Entries provided ::
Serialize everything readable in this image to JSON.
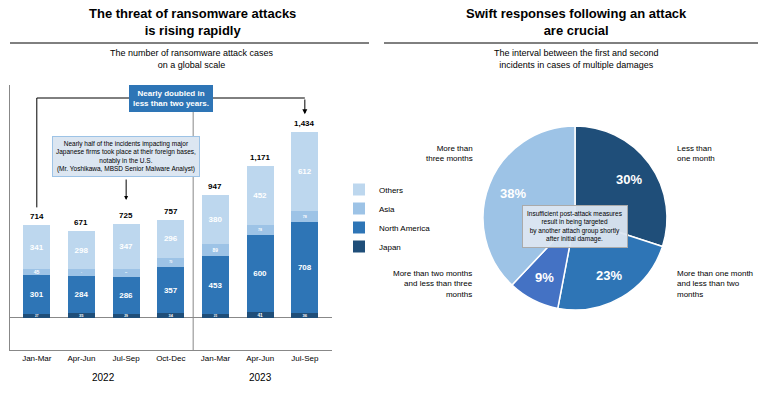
{
  "chart_data": [
    {
      "type": "bar",
      "title": "The threat of ransomware attacks\nis rising rapidly",
      "subtitle": "The number of ransomware attack cases\non a global scale",
      "categories": [
        "Jan-Mar",
        "Apr-Jun",
        "Jul-Sep",
        "Oct-Dec",
        "Jan-Mar",
        "Apr-Jun",
        "Jul-Sep"
      ],
      "group_labels": [
        "2022",
        "2023"
      ],
      "series": [
        {
          "name": "Japan",
          "color": "#1f4e79",
          "values": [
            27,
            35,
            29,
            34,
            25,
            41,
            36
          ]
        },
        {
          "name": "North America",
          "color": "#2e75b6",
          "values": [
            301,
            284,
            286,
            357,
            453,
            600,
            708
          ]
        },
        {
          "name": "Asia",
          "color": "#9dc3e6",
          "values": [
            45,
            54,
            63,
            70,
            89,
            78,
            78
          ]
        },
        {
          "name": "Others",
          "color": "#bdd7ee",
          "values": [
            341,
            298,
            347,
            296,
            380,
            452,
            612
          ]
        }
      ],
      "totals": [
        714,
        671,
        725,
        757,
        947,
        1171,
        1434
      ],
      "total_labels": [
        "714",
        "671",
        "725",
        "757",
        "947",
        "1,171",
        "1,434"
      ],
      "annotations": [
        "Nearly doubled in\nless than two years.",
        "Nearly half of the incidents impacting major\nJapanese firms took place at their foreign bases,\nnotably in the U.S.\n(Mr. Yoshikawa, MBSD Senior Malware Analyst)"
      ],
      "stacked": true,
      "data_labels": true,
      "tick_labels": "x",
      "grid": false,
      "legend": "right",
      "ylim": [
        -250,
        1800
      ],
      "yticks": []
    },
    {
      "type": "pie",
      "title": "Swift responses following an attack\nare crucial",
      "subtitle": "The interval between the first and second\nincidents in cases of multiple damages",
      "categories": [
        "Less than\none month",
        "More than one month\nand less than two\nmonths",
        "More than two months\nand less than three\nmonths",
        "More than\nthree months"
      ],
      "values": [
        30,
        23,
        9,
        38
      ],
      "value_labels": [
        "30%",
        "23%",
        "9%",
        "38%"
      ],
      "colors": [
        "#1f4e79",
        "#2e75b6",
        "#4472c4",
        "#9dc3e6"
      ],
      "data_labels": true,
      "annotations": [
        "Insufficient post-attack measures\nresult in being targeted\nby another attach group shortly\nafter initial damage."
      ]
    }
  ]
}
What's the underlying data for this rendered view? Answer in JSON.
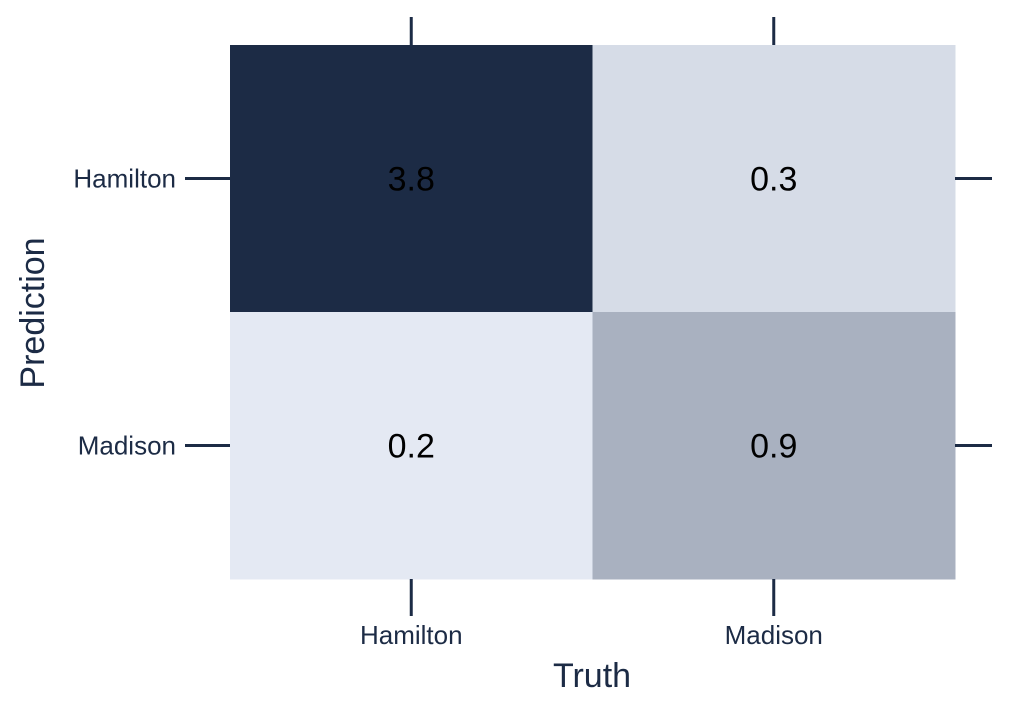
{
  "chart_data": {
    "type": "heatmap",
    "title": "",
    "xlabel": "Truth",
    "ylabel": "Prediction",
    "x_categories": [
      "Hamilton",
      "Madison"
    ],
    "y_categories": [
      "Hamilton",
      "Madison"
    ],
    "values": [
      [
        3.8,
        0.3
      ],
      [
        0.2,
        0.9
      ]
    ],
    "cell_labels": [
      [
        "3.8",
        "0.3"
      ],
      [
        "0.2",
        "0.9"
      ]
    ],
    "color_scale": {
      "low": "#e4e9f3",
      "high": "#1c2b45"
    },
    "axis_color": "#1c2b45",
    "grid": false,
    "legend": "none"
  }
}
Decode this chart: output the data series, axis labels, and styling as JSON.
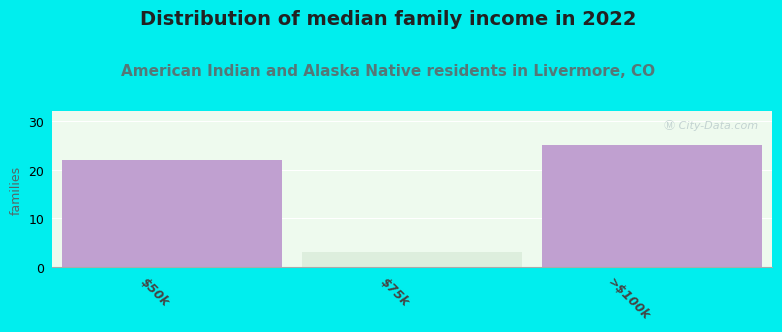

Task goal ::
Return the listing above word for word, with the pictures removed.

Answer to the task ::
Serialize everything readable in this image to JSON.
{
  "chart_data": [
    {
      "type": "bar",
      "title": "The threat of ransomware attacks\nis rising rapidly",
      "subtitle": "The number of ransomware attack cases\non a global scale",
      "categories": [
        "Jan-Mar",
        "Apr-Jun",
        "Jul-Sep",
        "Oct-Dec",
        "Jan-Mar",
        "Apr-Jun",
        "Jul-Sep"
      ],
      "group_labels": [
        "2022",
        "2023"
      ],
      "series": [
        {
          "name": "Japan",
          "color": "#1f4e79",
          "values": [
            27,
            35,
            29,
            34,
            25,
            41,
            36
          ]
        },
        {
          "name": "North America",
          "color": "#2e75b6",
          "values": [
            301,
            284,
            286,
            357,
            453,
            600,
            708
          ]
        },
        {
          "name": "Asia",
          "color": "#9dc3e6",
          "values": [
            45,
            54,
            63,
            70,
            89,
            78,
            78
          ]
        },
        {
          "name": "Others",
          "color": "#bdd7ee",
          "values": [
            341,
            298,
            347,
            296,
            380,
            452,
            612
          ]
        }
      ],
      "totals": [
        714,
        671,
        725,
        757,
        947,
        1171,
        1434
      ],
      "total_labels": [
        "714",
        "671",
        "725",
        "757",
        "947",
        "1,171",
        "1,434"
      ],
      "annotations": [
        "Nearly doubled in\nless than two years.",
        "Nearly half of the incidents impacting major\nJapanese firms took place at their foreign bases,\nnotably in the U.S.\n(Mr. Yoshikawa, MBSD Senior Malware Analyst)"
      ],
      "stacked": true,
      "data_labels": true,
      "tick_labels": "x",
      "grid": false,
      "legend": "right",
      "ylim": [
        -250,
        1800
      ],
      "yticks": []
    },
    {
      "type": "pie",
      "title": "Swift responses following an attack\nare crucial",
      "subtitle": "The interval between the first and second\nincidents in cases of multiple damages",
      "categories": [
        "Less than\none month",
        "More than one month\nand less than two\nmonths",
        "More than two months\nand less than three\nmonths",
        "More than\nthree months"
      ],
      "values": [
        30,
        23,
        9,
        38
      ],
      "value_labels": [
        "30%",
        "23%",
        "9%",
        "38%"
      ],
      "colors": [
        "#1f4e79",
        "#2e75b6",
        "#4472c4",
        "#9dc3e6"
      ],
      "data_labels": true,
      "annotations": [
        "Insufficient post-attack measures\nresult in being targeted\nby another attach group shortly\nafter initial damage."
      ]
    }
  ]
}
What's the underlying data for this rendered view? Answer in JSON.
{
  "chart_data": {
    "type": "heatmap",
    "title": "",
    "xlabel": "Truth",
    "ylabel": "Prediction",
    "x_categories": [
      "Hamilton",
      "Madison"
    ],
    "y_categories": [
      "Hamilton",
      "Madison"
    ],
    "values": [
      [
        3.8,
        0.3
      ],
      [
        0.2,
        0.9
      ]
    ],
    "cell_labels": [
      [
        "3.8",
        "0.3"
      ],
      [
        "0.2",
        "0.9"
      ]
    ],
    "color_scale": {
      "low": "#e4e9f3",
      "high": "#1c2b45"
    },
    "axis_color": "#1c2b45",
    "grid": false,
    "legend": "none"
  }
}
Decode this chart: output the data series, axis labels, and styling as JSON.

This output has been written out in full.